▸ What is asked
Drop the images; return everything else in the listing below exactly.

Records from a data collection:
----

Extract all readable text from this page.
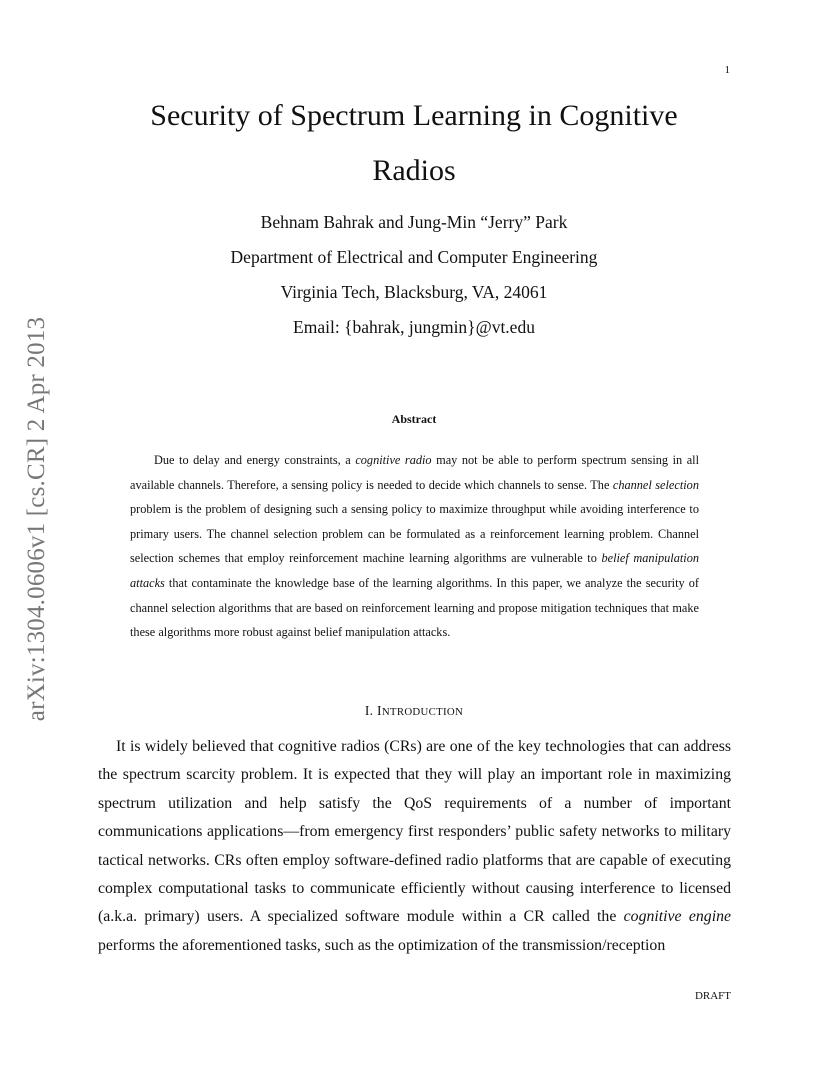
1
arXiv:1304.0606v1 [cs.CR] 2 Apr 2013
Security of Spectrum Learning in Cognitive
Radios
Behnam Bahrak and Jung-Min “Jerry” Park
Department of Electrical and Computer Engineering
Virginia Tech, Blacksburg, VA, 24061
Email: {bahrak, jungmin}@vt.edu
Abstract

Due to delay and energy constraints, a cognitive radio may not be able to perform spectrum sensing in all available channels. Therefore, a sensing policy is needed to decide which channels to sense. The channel selection problem is the problem of designing such a sensing policy to maximize throughput while avoiding interference to primary users. The channel selection problem can be formulated as a reinforcement learning problem. Channel selection schemes that employ reinforcement machine learning algorithms are vulnerable to belief manipulation attacks that contaminate the knowledge base of the learning algorithms. In this paper, we analyze the security of channel selection algorithms that are based on reinforcement learning and propose mitigation techniques that make these algorithms more robust against belief manipulation attacks.

I. INTRODUCTION

It is widely believed that cognitive radios (CRs) are one of the key technologies that can address the spectrum scarcity problem. It is expected that they will play an important role in maximizing spectrum utilization and help satisfy the QoS requirements of a number of important communications applications—from emergency first responders’ public safety networks to military tactical networks. CRs often employ software-defined radio platforms that are capable of executing complex computational tasks to communicate efficiently without causing interference to licensed (a.k.a. primary) users. A specialized software module within a CR called the cognitive engine performs the aforementioned tasks, such as the optimization of the transmission/reception

DRAFT
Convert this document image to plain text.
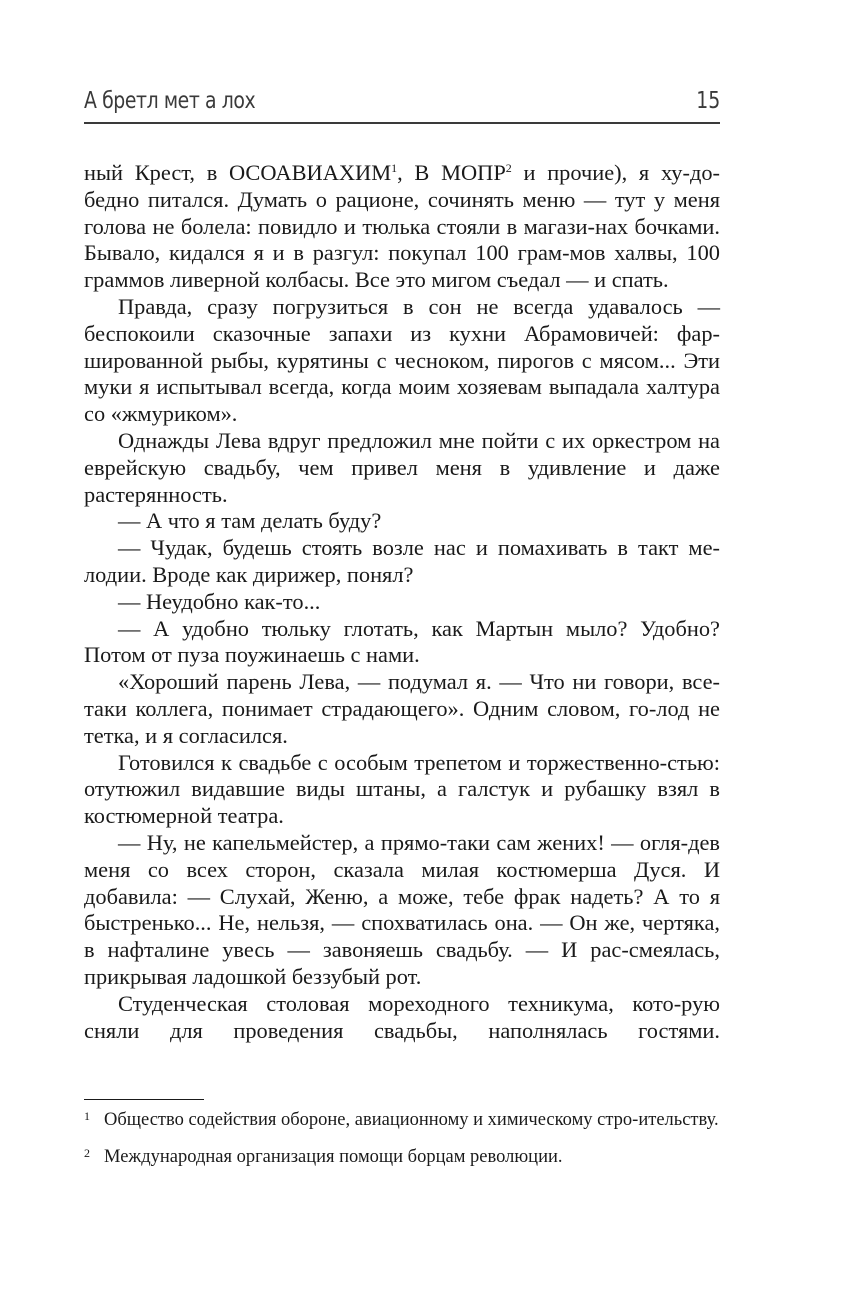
А бретл мет а лох	15

ный Крест, в ОСОАВИАХИМ$^1$, В МОПР$^2$ и прочие), я ху-до-бедно питался. Думать о рационе, сочинять меню — тут у меня голова не болела: повидло и тюлька стояли в магази-нах бочками. Бывало, кидался я и в разгул: покупал 100 грам-мов халвы, 100 граммов ливерной колбасы. Все это мигом съедал — и спать.

Правда, сразу погрузиться в сон не всегда удавалось — беспокоили сказочные запахи из кухни Абрамовичей: фар-шированной рыбы, курятины с чесноком, пирогов с мясом... Эти муки я испытывал всегда, когда моим хозяевам выпадала халтура со «жмуриком».

Однажды Лева вдруг предложил мне пойти с их оркестром на еврейскую свадьбу, чем привел меня в удивление и даже растерянность.

— А что я там делать буду?

— Чудак, будешь стоять возле нас и помахивать в такт ме-лодии. Вроде как дирижер, понял?

— Неудобно как-то...

— А удобно тюльку глотать, как Мартын мыло? Удобно? Потом от пуза поужинаешь с нами.

«Хороший парень Лева, — подумал я. — Что ни говори, все-таки коллега, понимает страдающего». Одним словом, го-лод не тетка, и я согласился.

Готовился к свадьбе с особым трепетом и торжественно-стью: отутюжил видавшие виды штаны, а галстук и рубашку взял в костюмерной театра.

— Ну, не капельмейстер, а прямо-таки сам жених! — огля-дев меня со всех сторон, сказала милая костюмерша Дуся. И добавила: — Слухай, Женю, а може, тебе фрак надеть? А то я быстренько... Не, нельзя, — спохватилась она. — Он же, чертяка, в нафталине увесь — завоняешь свадьбу. — И рас-смеялась, прикрывая ладошкой беззубый рот.

Студенческая столовая мореходного техникума, кото-рую сняли для проведения свадьбы, наполнялась гостями.

1 Общество содействия обороне, авиационному и химическому стро-ительству.
2 Международная организация помощи борцам революции.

----

▸ Full response
Extract all readable text from this page.
1
arXiv:1304.0606v1 [cs.CR] 2 Apr 2013
Security of Spectrum Learning in Cognitive
Radios
Behnam Bahrak and Jung-Min “Jerry” Park
Department of Electrical and Computer Engineering
Virginia Tech, Blacksburg, VA, 24061
Email: {bahrak, jungmin}@vt.edu
Abstract

Due to delay and energy constraints, a cognitive radio may not be able to perform spectrum sensing in all available channels. Therefore, a sensing policy is needed to decide which channels to sense. The channel selection problem is the problem of designing such a sensing policy to maximize throughput while avoiding interference to primary users. The channel selection problem can be formulated as a reinforcement learning problem. Channel selection schemes that employ reinforcement machine learning algorithms are vulnerable to belief manipulation attacks that contaminate the knowledge base of the learning algorithms. In this paper, we analyze the security of channel selection algorithms that are based on reinforcement learning and propose mitigation techniques that make these algorithms more robust against belief manipulation attacks.

I. INTRODUCTION

It is widely believed that cognitive radios (CRs) are one of the key technologies that can address the spectrum scarcity problem. It is expected that they will play an important role in maximizing spectrum utilization and help satisfy the QoS requirements of a number of important communications applications—from emergency first responders’ public safety networks to military tactical networks. CRs often employ software-defined radio platforms that are capable of executing complex computational tasks to communicate efficiently without causing interference to licensed (a.k.a. primary) users. A specialized software module within a CR called the cognitive engine performs the aforementioned tasks, such as the optimization of the transmission/reception

DRAFT
Convert this document image to plain text.
А бретл мет а лох	15

ный Крест, в ОСОАВИАХИМ$^1$, В МОПР$^2$ и прочие), я ху-до-бедно питался. Думать о рационе, сочинять меню — тут у меня голова не болела: повидло и тюлька стояли в магази-нах бочками. Бывало, кидался я и в разгул: покупал 100 грам-мов халвы, 100 граммов ливерной колбасы. Все это мигом съедал — и спать.

Правда, сразу погрузиться в сон не всегда удавалось — беспокоили сказочные запахи из кухни Абрамовичей: фар-шированной рыбы, курятины с чесноком, пирогов с мясом... Эти муки я испытывал всегда, когда моим хозяевам выпадала халтура со «жмуриком».

Однажды Лева вдруг предложил мне пойти с их оркестром на еврейскую свадьбу, чем привел меня в удивление и даже растерянность.

— А что я там делать буду?

— Чудак, будешь стоять возле нас и помахивать в такт ме-лодии. Вроде как дирижер, понял?

— Неудобно как-то...

— А удобно тюльку глотать, как Мартын мыло? Удобно? Потом от пуза поужинаешь с нами.

«Хороший парень Лева, — подумал я. — Что ни говори, все-таки коллега, понимает страдающего». Одним словом, го-лод не тетка, и я согласился.

Готовился к свадьбе с особым трепетом и торжественно-стью: отутюжил видавшие виды штаны, а галстук и рубашку взял в костюмерной театра.

— Ну, не капельмейстер, а прямо-таки сам жених! — огля-дев меня со всех сторон, сказала милая костюмерша Дуся. И добавила: — Слухай, Женю, а може, тебе фрак надеть? А то я быстренько... Не, нельзя, — спохватилась она. — Он же, чертяка, в нафталине увесь — завоняешь свадьбу. — И рас-смеялась, прикрывая ладошкой беззубый рот.

Студенческая столовая мореходного техникума, кото-рую сняли для проведения свадьбы, наполнялась гостями.

1 Общество содействия обороне, авиационному и химическому стро-ительству.
2 Международная организация помощи борцам революции.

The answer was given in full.